Problem details - Copy all lines that contain the word "content".

::::::::::

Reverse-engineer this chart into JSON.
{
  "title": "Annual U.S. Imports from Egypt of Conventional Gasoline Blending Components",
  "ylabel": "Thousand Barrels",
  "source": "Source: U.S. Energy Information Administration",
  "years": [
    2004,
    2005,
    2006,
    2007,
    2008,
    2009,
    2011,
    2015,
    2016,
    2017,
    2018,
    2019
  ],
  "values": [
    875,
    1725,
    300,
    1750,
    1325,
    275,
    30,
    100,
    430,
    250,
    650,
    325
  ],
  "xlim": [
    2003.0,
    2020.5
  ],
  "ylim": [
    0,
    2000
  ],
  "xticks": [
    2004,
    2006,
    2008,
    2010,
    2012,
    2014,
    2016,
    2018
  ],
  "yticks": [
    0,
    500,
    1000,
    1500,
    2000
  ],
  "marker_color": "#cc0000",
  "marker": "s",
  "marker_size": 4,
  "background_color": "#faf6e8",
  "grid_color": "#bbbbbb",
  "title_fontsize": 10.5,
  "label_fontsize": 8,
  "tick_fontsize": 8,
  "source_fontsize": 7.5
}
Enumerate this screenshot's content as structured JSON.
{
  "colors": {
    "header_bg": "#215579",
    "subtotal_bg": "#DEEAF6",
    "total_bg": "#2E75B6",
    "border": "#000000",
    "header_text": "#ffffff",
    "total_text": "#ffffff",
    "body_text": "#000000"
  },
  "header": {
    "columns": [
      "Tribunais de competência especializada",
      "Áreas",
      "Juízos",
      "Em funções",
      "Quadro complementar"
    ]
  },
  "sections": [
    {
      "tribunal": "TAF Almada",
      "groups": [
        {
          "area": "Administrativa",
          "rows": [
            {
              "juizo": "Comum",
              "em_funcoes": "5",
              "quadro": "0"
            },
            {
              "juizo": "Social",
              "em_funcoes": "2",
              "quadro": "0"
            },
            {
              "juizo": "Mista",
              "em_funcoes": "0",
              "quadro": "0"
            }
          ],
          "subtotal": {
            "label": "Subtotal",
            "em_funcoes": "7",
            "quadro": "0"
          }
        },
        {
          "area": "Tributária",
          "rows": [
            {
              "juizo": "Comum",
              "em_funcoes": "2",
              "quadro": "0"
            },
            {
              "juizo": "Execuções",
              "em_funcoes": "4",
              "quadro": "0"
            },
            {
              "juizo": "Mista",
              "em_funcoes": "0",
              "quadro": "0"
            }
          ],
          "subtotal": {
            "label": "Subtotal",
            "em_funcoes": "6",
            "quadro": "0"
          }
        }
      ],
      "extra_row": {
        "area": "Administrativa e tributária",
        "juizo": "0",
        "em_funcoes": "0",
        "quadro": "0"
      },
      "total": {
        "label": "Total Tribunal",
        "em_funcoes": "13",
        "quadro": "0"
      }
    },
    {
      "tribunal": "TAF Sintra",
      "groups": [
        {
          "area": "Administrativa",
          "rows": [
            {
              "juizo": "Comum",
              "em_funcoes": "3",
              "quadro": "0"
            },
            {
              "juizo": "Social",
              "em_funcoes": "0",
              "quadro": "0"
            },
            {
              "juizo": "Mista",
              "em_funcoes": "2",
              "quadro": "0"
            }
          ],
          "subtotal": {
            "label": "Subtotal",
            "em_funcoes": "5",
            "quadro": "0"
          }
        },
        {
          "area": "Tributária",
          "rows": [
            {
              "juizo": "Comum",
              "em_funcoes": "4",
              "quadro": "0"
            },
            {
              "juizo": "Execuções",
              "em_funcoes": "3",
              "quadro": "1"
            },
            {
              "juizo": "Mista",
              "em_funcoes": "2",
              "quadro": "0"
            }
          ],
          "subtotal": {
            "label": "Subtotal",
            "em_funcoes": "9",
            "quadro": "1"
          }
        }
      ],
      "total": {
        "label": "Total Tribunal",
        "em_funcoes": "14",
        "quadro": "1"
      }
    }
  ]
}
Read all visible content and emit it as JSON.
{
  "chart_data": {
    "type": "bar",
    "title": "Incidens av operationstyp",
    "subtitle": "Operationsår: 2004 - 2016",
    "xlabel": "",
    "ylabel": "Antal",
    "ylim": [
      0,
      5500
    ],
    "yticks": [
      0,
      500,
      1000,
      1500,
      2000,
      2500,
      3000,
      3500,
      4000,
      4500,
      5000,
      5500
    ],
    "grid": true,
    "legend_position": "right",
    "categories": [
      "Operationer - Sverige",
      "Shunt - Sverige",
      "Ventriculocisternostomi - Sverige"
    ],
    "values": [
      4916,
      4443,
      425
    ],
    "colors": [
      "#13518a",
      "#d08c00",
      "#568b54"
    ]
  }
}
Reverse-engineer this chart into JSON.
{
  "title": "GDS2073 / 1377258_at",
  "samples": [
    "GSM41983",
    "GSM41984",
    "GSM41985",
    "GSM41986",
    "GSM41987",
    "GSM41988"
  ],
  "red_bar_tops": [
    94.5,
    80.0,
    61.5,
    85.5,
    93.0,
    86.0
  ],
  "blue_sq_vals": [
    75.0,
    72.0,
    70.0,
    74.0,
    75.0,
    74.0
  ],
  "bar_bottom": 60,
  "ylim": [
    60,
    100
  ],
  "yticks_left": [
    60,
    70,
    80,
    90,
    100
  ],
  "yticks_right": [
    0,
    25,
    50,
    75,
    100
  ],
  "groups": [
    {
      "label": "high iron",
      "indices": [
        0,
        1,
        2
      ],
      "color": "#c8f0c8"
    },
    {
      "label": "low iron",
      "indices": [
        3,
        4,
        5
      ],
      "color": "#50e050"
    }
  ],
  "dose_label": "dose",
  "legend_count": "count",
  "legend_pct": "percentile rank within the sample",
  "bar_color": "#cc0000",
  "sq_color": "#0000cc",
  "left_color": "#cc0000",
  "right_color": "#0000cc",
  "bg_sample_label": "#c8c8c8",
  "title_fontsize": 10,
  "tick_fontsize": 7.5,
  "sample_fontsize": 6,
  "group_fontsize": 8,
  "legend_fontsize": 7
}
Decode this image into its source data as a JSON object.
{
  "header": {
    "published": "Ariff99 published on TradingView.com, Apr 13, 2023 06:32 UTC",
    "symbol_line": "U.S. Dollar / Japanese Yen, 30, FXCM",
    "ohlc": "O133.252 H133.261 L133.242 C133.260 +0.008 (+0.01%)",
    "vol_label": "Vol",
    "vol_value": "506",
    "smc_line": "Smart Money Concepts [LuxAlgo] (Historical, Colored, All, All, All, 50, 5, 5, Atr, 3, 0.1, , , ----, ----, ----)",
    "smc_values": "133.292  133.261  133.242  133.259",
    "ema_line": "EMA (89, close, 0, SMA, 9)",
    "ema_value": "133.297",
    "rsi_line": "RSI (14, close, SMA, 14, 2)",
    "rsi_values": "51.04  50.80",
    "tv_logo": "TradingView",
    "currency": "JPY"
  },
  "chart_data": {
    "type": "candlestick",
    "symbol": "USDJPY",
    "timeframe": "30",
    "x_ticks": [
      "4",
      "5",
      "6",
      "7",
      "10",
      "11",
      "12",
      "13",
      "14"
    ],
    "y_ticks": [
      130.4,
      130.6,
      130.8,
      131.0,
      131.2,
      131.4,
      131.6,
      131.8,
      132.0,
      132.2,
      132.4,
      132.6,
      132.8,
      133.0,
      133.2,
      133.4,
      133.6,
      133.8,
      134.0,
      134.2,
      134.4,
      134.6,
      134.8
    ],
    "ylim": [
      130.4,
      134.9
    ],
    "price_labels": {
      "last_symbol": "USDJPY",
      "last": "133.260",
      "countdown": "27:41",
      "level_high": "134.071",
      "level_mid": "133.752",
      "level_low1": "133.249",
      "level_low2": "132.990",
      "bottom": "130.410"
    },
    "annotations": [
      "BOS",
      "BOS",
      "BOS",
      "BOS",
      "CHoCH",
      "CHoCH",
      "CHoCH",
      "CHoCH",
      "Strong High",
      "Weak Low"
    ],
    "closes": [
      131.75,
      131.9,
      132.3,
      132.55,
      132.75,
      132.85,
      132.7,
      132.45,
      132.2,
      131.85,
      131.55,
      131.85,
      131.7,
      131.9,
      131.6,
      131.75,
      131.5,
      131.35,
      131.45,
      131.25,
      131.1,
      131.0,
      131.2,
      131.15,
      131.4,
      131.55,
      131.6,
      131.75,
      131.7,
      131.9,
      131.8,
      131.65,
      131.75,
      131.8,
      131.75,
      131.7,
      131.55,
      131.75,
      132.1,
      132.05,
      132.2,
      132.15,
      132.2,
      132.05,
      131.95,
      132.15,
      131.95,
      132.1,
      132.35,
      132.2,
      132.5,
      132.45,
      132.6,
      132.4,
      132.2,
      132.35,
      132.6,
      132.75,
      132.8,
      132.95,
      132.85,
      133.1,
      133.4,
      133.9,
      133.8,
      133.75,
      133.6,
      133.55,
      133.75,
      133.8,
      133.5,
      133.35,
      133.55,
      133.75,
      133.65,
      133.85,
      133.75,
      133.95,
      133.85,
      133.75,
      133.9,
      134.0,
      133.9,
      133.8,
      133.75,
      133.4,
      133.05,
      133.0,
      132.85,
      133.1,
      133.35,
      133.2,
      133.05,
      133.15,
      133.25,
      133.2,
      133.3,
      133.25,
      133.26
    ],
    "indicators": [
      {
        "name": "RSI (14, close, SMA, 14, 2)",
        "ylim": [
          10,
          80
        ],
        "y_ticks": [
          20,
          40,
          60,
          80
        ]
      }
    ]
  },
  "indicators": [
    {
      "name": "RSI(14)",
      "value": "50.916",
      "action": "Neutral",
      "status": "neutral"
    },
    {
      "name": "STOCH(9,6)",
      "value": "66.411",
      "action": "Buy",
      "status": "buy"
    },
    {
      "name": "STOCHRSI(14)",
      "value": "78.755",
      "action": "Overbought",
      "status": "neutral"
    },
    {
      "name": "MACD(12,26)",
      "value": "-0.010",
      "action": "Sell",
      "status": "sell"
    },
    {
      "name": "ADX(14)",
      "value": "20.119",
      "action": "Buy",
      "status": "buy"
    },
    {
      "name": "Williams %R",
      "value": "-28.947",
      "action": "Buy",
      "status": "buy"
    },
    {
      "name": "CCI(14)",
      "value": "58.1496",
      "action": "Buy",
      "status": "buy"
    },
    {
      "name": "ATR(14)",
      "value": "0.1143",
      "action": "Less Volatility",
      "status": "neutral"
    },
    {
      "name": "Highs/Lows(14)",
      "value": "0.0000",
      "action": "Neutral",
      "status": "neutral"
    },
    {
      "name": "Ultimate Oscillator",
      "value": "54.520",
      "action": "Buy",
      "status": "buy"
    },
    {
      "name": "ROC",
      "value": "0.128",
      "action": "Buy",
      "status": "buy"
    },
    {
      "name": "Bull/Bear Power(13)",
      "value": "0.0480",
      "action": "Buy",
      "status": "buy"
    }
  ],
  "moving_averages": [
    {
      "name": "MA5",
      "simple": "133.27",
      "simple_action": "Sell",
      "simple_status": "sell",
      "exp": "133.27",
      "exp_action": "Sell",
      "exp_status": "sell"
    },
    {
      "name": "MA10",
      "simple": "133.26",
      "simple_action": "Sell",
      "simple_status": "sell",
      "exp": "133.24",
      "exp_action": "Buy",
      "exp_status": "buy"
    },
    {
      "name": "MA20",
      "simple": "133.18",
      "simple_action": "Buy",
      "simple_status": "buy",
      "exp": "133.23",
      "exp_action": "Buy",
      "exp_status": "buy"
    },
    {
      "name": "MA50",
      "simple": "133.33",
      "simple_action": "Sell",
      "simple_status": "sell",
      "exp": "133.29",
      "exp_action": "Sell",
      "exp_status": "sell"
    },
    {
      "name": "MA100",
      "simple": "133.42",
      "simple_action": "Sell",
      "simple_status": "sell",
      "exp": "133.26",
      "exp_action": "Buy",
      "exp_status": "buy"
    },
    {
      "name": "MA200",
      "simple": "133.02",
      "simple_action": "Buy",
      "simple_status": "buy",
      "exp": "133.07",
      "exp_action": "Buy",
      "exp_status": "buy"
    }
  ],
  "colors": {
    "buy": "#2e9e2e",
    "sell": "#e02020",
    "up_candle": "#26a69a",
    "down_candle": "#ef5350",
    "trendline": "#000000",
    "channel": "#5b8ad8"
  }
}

::::::::::

Finished task -
Enumerate this screenshot's content as structured JSON.
Read all visible content and emit it as JSON.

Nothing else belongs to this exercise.